- _What to do_:
Pull each line holding the word "title" from the data.
** start Material shown **
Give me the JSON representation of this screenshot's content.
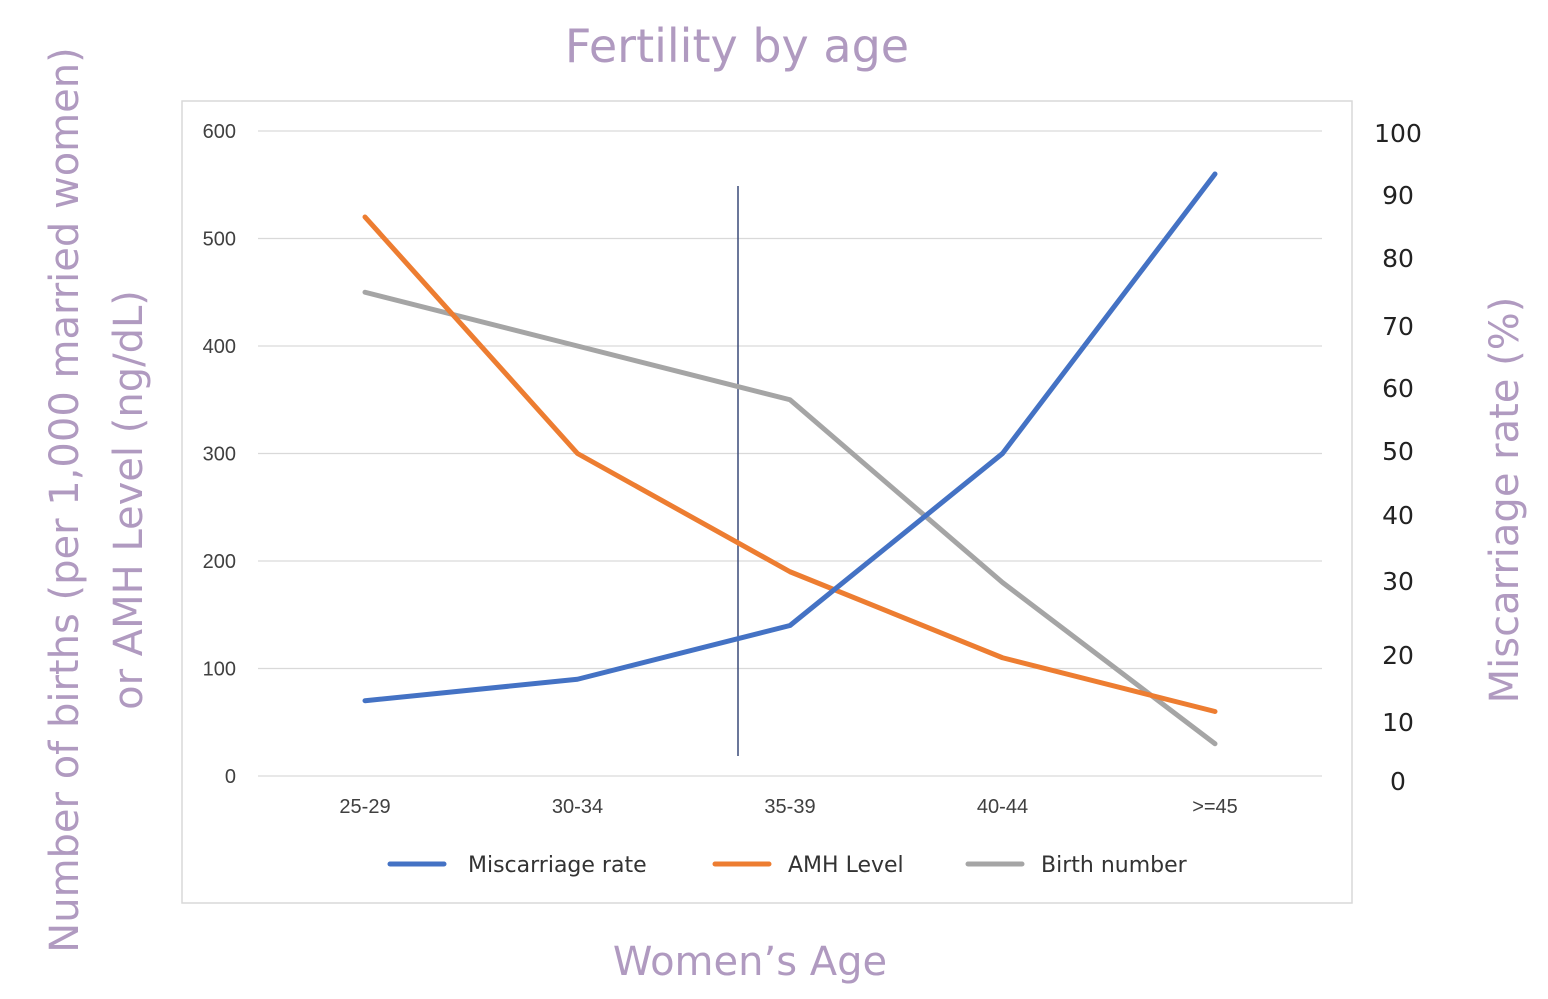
{
  "chart_data": {
    "type": "line",
    "title": "Fertility by age",
    "xlabel": "Women’s Age",
    "ylabel_left": "Number of births (per 1,000 married women) or AMH Level (ng/dL)",
    "ylabel_left_line1": "Number of births (per 1,000 married women)",
    "ylabel_left_line2": "or AMH Level (ng/dL)",
    "ylabel_right": "Miscarriage rate (%)",
    "categories": [
      "25-29",
      "30-34",
      "35-39",
      "40-44",
      ">=45"
    ],
    "ylim_left": [
      0,
      600
    ],
    "ylim_right": [
      0,
      100
    ],
    "left_ticks": [
      "0",
      "100",
      "200",
      "300",
      "400",
      "500",
      "600"
    ],
    "right_ticks": [
      "0",
      "10",
      "20",
      "30",
      "40",
      "50",
      "60",
      "70",
      "80",
      "90",
      "100"
    ],
    "grid": true,
    "legend_position": "bottom",
    "series": [
      {
        "name": "Miscarriage rate",
        "values": [
          70,
          90,
          140,
          300,
          560
        ],
        "color": "#4472c4"
      },
      {
        "name": "AMH Level",
        "values": [
          520,
          300,
          190,
          110,
          60
        ],
        "color": "#ed7d31"
      },
      {
        "name": "Birth number",
        "values": [
          450,
          400,
          350,
          180,
          30
        ],
        "color": "#a5a5a5"
      }
    ],
    "colors": {
      "text_accent": "#b09ac0",
      "marker_line": "#3a4a78"
    }
  }
}
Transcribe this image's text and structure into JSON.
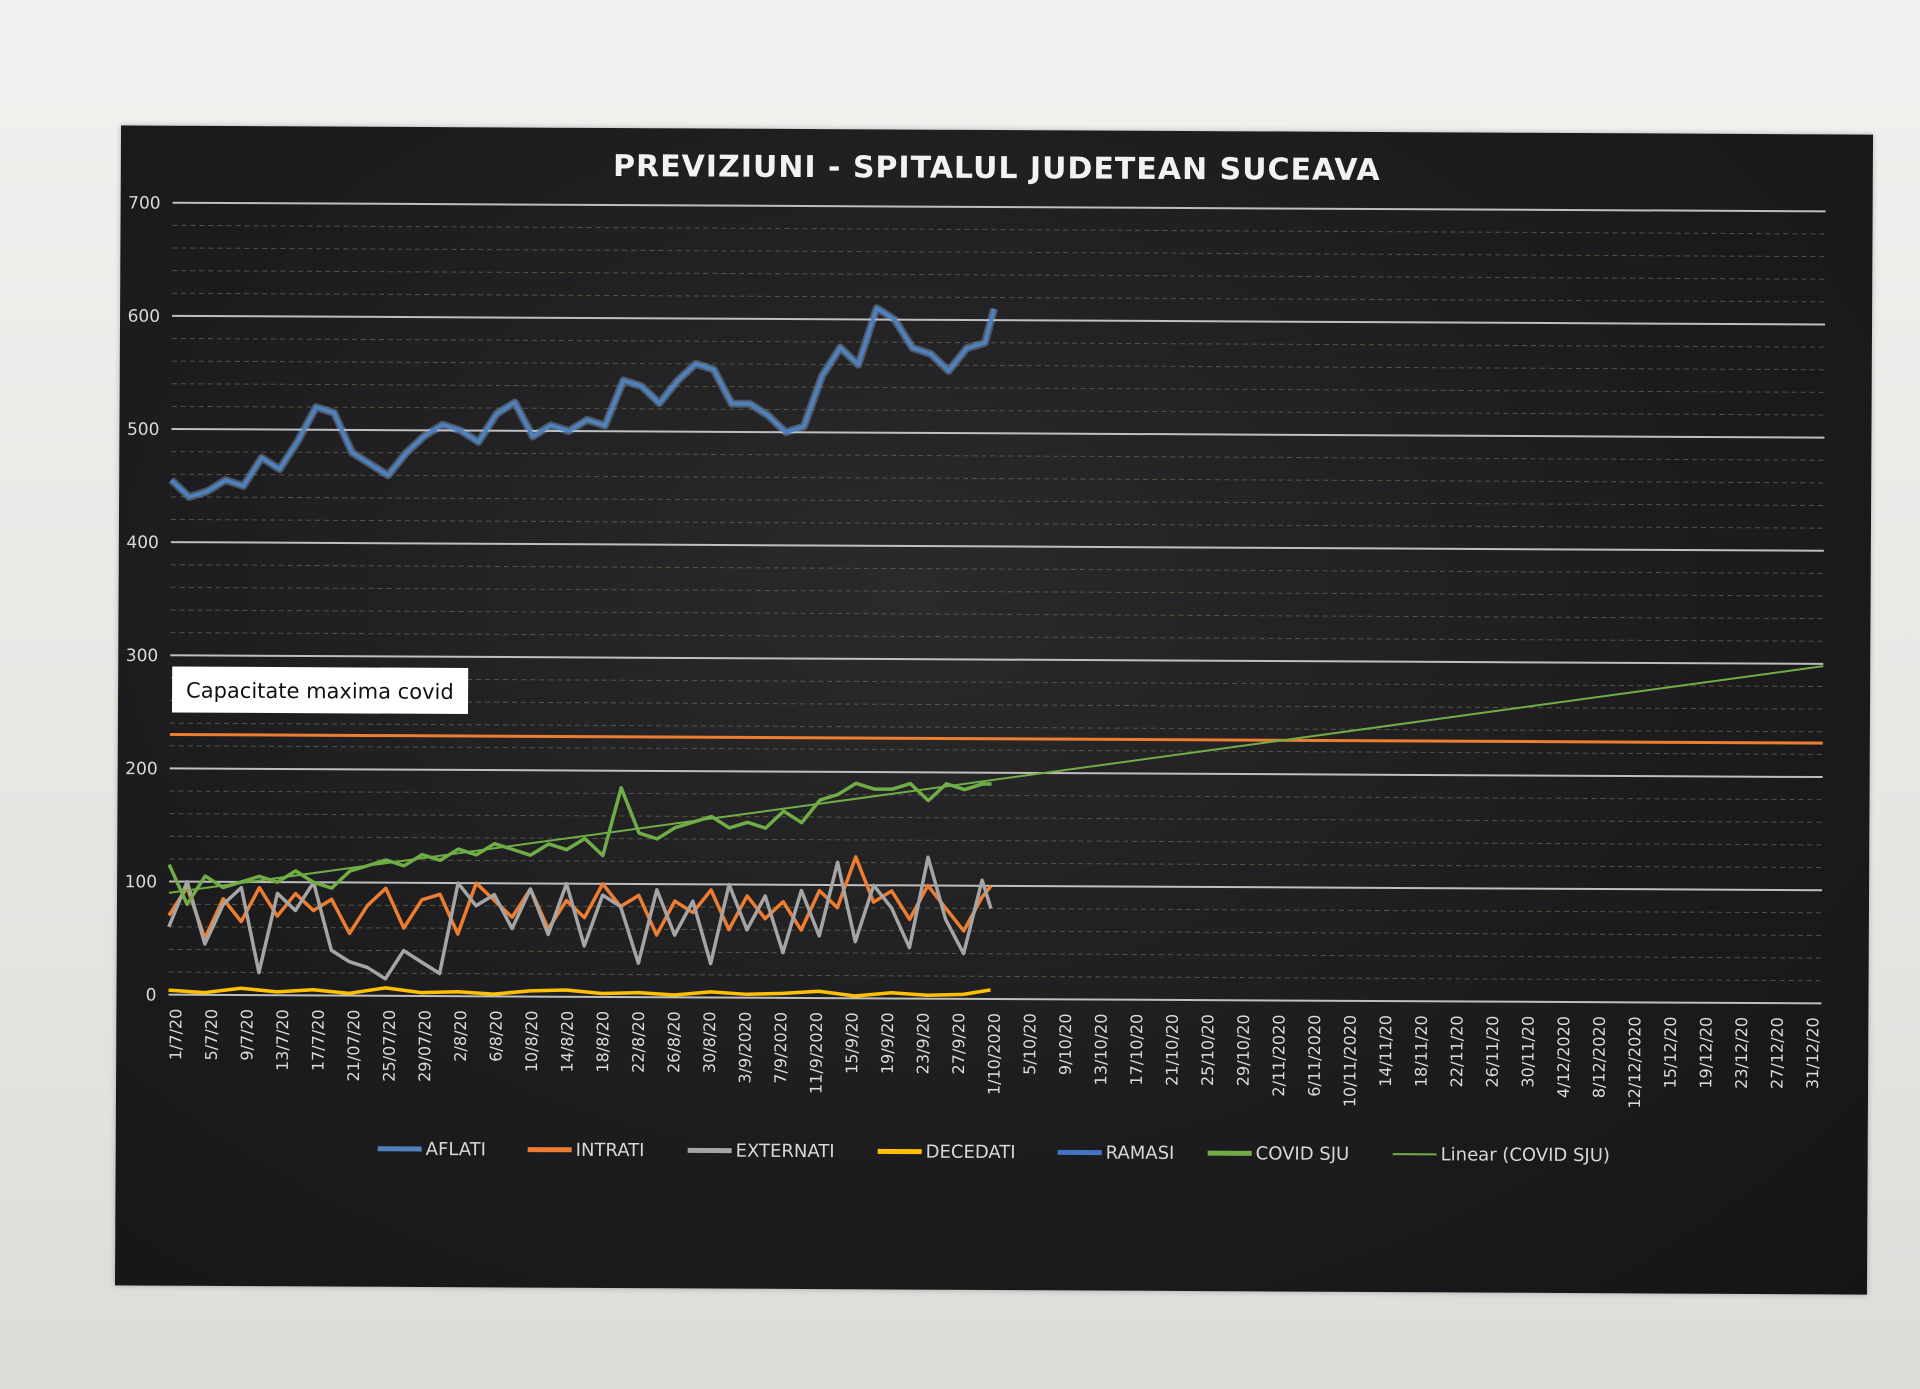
{
  "chart_data": {
    "type": "line",
    "title": "PREVIZIUNI - SPITALUL JUDETEAN SUCEAVA",
    "xlabel": "",
    "ylabel": "",
    "ylim": [
      0,
      700
    ],
    "yticks": [
      0,
      100,
      200,
      300,
      400,
      500,
      600,
      700
    ],
    "grid": true,
    "legend_position": "bottom",
    "x_tick_labels": [
      "1/7/20",
      "5/7/20",
      "9/7/20",
      "13/7/20",
      "17/7/20",
      "21/07/20",
      "25/07/20",
      "29/07/20",
      "2/8/20",
      "6/8/20",
      "10/8/20",
      "14/8/20",
      "18/8/20",
      "22/8/20",
      "26/8/20",
      "30/8/20",
      "3/9/2020",
      "7/9/2020",
      "11/9/2020",
      "15/9/20",
      "19/9/20",
      "23/9/20",
      "27/9/20",
      "1/10/2020",
      "5/10/20",
      "9/10/20",
      "13/10/20",
      "17/10/20",
      "21/10/20",
      "25/10/20",
      "29/10/20",
      "2/11/2020",
      "6/11/2020",
      "10/11/2020",
      "14/11/20",
      "18/11/20",
      "22/11/20",
      "26/11/20",
      "30/11/20",
      "4/12/2020",
      "8/12/2020",
      "12/12/2020",
      "15/12/20",
      "19/12/20",
      "23/12/20",
      "27/12/20",
      "31/12/20"
    ],
    "x_start": "2020-07-01",
    "x_end": "2020-12-31",
    "series": [
      {
        "name": "AFLATI",
        "color": "#4f81bd",
        "x": [
          "2020-07-01",
          "2020-07-03",
          "2020-07-05",
          "2020-07-07",
          "2020-07-09",
          "2020-07-11",
          "2020-07-13",
          "2020-07-15",
          "2020-07-17",
          "2020-07-19",
          "2020-07-21",
          "2020-07-23",
          "2020-07-25",
          "2020-07-27",
          "2020-07-29",
          "2020-07-31",
          "2020-08-02",
          "2020-08-04",
          "2020-08-06",
          "2020-08-08",
          "2020-08-10",
          "2020-08-12",
          "2020-08-14",
          "2020-08-16",
          "2020-08-18",
          "2020-08-20",
          "2020-08-22",
          "2020-08-24",
          "2020-08-26",
          "2020-08-28",
          "2020-08-30",
          "2020-09-01",
          "2020-09-03",
          "2020-09-05",
          "2020-09-07",
          "2020-09-09",
          "2020-09-11",
          "2020-09-13",
          "2020-09-15",
          "2020-09-17",
          "2020-09-19",
          "2020-09-21",
          "2020-09-23",
          "2020-09-25",
          "2020-09-27",
          "2020-09-29",
          "2020-09-30"
        ],
        "y": [
          455,
          440,
          445,
          455,
          450,
          475,
          465,
          490,
          520,
          515,
          480,
          470,
          460,
          480,
          495,
          505,
          500,
          490,
          515,
          525,
          495,
          505,
          500,
          510,
          505,
          545,
          540,
          525,
          545,
          560,
          555,
          525,
          525,
          515,
          500,
          505,
          550,
          575,
          560,
          610,
          600,
          575,
          570,
          555,
          575,
          580,
          610
        ]
      },
      {
        "name": "INTRATI",
        "color": "#ed7d31",
        "x": [
          "2020-07-01",
          "2020-07-03",
          "2020-07-05",
          "2020-07-07",
          "2020-07-09",
          "2020-07-11",
          "2020-07-13",
          "2020-07-15",
          "2020-07-17",
          "2020-07-19",
          "2020-07-21",
          "2020-07-23",
          "2020-07-25",
          "2020-07-27",
          "2020-07-29",
          "2020-07-31",
          "2020-08-02",
          "2020-08-04",
          "2020-08-06",
          "2020-08-08",
          "2020-08-10",
          "2020-08-12",
          "2020-08-14",
          "2020-08-16",
          "2020-08-18",
          "2020-08-20",
          "2020-08-22",
          "2020-08-24",
          "2020-08-26",
          "2020-08-28",
          "2020-08-30",
          "2020-09-01",
          "2020-09-03",
          "2020-09-05",
          "2020-09-07",
          "2020-09-09",
          "2020-09-11",
          "2020-09-13",
          "2020-09-15",
          "2020-09-17",
          "2020-09-19",
          "2020-09-21",
          "2020-09-23",
          "2020-09-25",
          "2020-09-27",
          "2020-09-29",
          "2020-09-30"
        ],
        "y": [
          70,
          95,
          50,
          85,
          65,
          95,
          70,
          90,
          75,
          85,
          55,
          80,
          95,
          60,
          85,
          90,
          55,
          100,
          85,
          70,
          95,
          60,
          85,
          70,
          100,
          80,
          90,
          55,
          85,
          75,
          95,
          60,
          90,
          70,
          85,
          60,
          95,
          80,
          125,
          85,
          95,
          70,
          100,
          80,
          60,
          90,
          100
        ]
      },
      {
        "name": "EXTERNATI",
        "color": "#a5a5a5",
        "x": [
          "2020-07-01",
          "2020-07-03",
          "2020-07-05",
          "2020-07-07",
          "2020-07-09",
          "2020-07-11",
          "2020-07-13",
          "2020-07-15",
          "2020-07-17",
          "2020-07-19",
          "2020-07-21",
          "2020-07-23",
          "2020-07-25",
          "2020-07-27",
          "2020-07-29",
          "2020-07-31",
          "2020-08-02",
          "2020-08-04",
          "2020-08-06",
          "2020-08-08",
          "2020-08-10",
          "2020-08-12",
          "2020-08-14",
          "2020-08-16",
          "2020-08-18",
          "2020-08-20",
          "2020-08-22",
          "2020-08-24",
          "2020-08-26",
          "2020-08-28",
          "2020-08-30",
          "2020-09-01",
          "2020-09-03",
          "2020-09-05",
          "2020-09-07",
          "2020-09-09",
          "2020-09-11",
          "2020-09-13",
          "2020-09-15",
          "2020-09-17",
          "2020-09-19",
          "2020-09-21",
          "2020-09-23",
          "2020-09-25",
          "2020-09-27",
          "2020-09-29",
          "2020-09-30"
        ],
        "y": [
          60,
          100,
          45,
          80,
          95,
          20,
          90,
          75,
          100,
          40,
          30,
          25,
          15,
          40,
          30,
          20,
          100,
          80,
          90,
          60,
          95,
          55,
          100,
          45,
          90,
          80,
          30,
          95,
          55,
          85,
          30,
          100,
          60,
          90,
          40,
          95,
          55,
          120,
          50,
          100,
          80,
          45,
          125,
          70,
          40,
          105,
          80
        ]
      },
      {
        "name": "DECEDATI",
        "color": "#ffc000",
        "x": [
          "2020-07-01",
          "2020-07-05",
          "2020-07-09",
          "2020-07-13",
          "2020-07-17",
          "2020-07-21",
          "2020-07-25",
          "2020-07-29",
          "2020-08-02",
          "2020-08-06",
          "2020-08-10",
          "2020-08-14",
          "2020-08-18",
          "2020-08-22",
          "2020-08-26",
          "2020-08-30",
          "2020-09-03",
          "2020-09-07",
          "2020-09-11",
          "2020-09-15",
          "2020-09-19",
          "2020-09-23",
          "2020-09-27",
          "2020-09-30"
        ],
        "y": [
          4,
          2,
          6,
          3,
          5,
          2,
          7,
          3,
          4,
          2,
          5,
          6,
          3,
          4,
          2,
          5,
          3,
          4,
          6,
          2,
          5,
          3,
          4,
          8
        ]
      },
      {
        "name": "RAMASI",
        "color": "#4472c4",
        "x": [],
        "y": []
      },
      {
        "name": "COVID SJU",
        "color": "#70ad47",
        "x": [
          "2020-07-01",
          "2020-07-03",
          "2020-07-05",
          "2020-07-07",
          "2020-07-09",
          "2020-07-11",
          "2020-07-13",
          "2020-07-15",
          "2020-07-17",
          "2020-07-19",
          "2020-07-21",
          "2020-07-23",
          "2020-07-25",
          "2020-07-27",
          "2020-07-29",
          "2020-07-31",
          "2020-08-02",
          "2020-08-04",
          "2020-08-06",
          "2020-08-08",
          "2020-08-10",
          "2020-08-12",
          "2020-08-14",
          "2020-08-16",
          "2020-08-18",
          "2020-08-20",
          "2020-08-22",
          "2020-08-24",
          "2020-08-26",
          "2020-08-28",
          "2020-08-30",
          "2020-09-01",
          "2020-09-03",
          "2020-09-05",
          "2020-09-07",
          "2020-09-09",
          "2020-09-11",
          "2020-09-13",
          "2020-09-15",
          "2020-09-17",
          "2020-09-19",
          "2020-09-21",
          "2020-09-23",
          "2020-09-25",
          "2020-09-27",
          "2020-09-29",
          "2020-09-30"
        ],
        "y": [
          115,
          80,
          105,
          95,
          100,
          105,
          100,
          110,
          100,
          95,
          110,
          115,
          120,
          115,
          125,
          120,
          130,
          125,
          135,
          130,
          125,
          135,
          130,
          140,
          125,
          185,
          145,
          140,
          150,
          155,
          160,
          150,
          155,
          150,
          165,
          155,
          175,
          180,
          190,
          185,
          185,
          190,
          175,
          190,
          185,
          190,
          190
        ]
      },
      {
        "name": "Linear (COVID SJU)",
        "color": "#70ad47",
        "x": [
          "2020-07-01",
          "2020-12-31"
        ],
        "y": [
          90,
          298
        ]
      }
    ],
    "reference_line": {
      "y": 230,
      "color": "#ed7d31",
      "label": "Capacitate maxima covid"
    }
  }
}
** end Material shown **
- _Result below_:
    "title": "Fertility by age",
    "title": "PREVIZIUNI - SPITALUL JUDETEAN SUCEAVA",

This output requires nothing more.